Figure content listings
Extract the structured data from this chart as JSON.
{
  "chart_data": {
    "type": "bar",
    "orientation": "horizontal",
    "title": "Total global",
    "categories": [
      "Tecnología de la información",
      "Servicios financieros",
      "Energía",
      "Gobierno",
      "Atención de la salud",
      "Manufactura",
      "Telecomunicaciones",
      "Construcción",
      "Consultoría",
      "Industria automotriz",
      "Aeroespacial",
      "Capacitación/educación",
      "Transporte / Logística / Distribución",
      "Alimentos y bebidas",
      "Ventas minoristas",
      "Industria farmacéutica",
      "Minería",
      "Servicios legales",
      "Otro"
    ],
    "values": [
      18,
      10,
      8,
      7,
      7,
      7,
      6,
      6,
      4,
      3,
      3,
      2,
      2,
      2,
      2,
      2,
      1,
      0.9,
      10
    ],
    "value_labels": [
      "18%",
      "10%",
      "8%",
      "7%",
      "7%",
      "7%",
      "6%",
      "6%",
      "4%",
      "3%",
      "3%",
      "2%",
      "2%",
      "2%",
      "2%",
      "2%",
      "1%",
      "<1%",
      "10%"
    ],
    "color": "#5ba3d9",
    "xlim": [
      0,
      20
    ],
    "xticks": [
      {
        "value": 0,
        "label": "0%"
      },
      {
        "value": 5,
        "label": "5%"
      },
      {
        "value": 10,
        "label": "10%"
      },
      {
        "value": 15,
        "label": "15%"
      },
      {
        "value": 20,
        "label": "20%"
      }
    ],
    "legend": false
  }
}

## WHAT YOU SHOULD DO
Show every line in the entries where the string "Servicios" occurs.

## OUTPUT FOR THIS EXERCISE
      "Servicios financieros",
      "Servicios legales",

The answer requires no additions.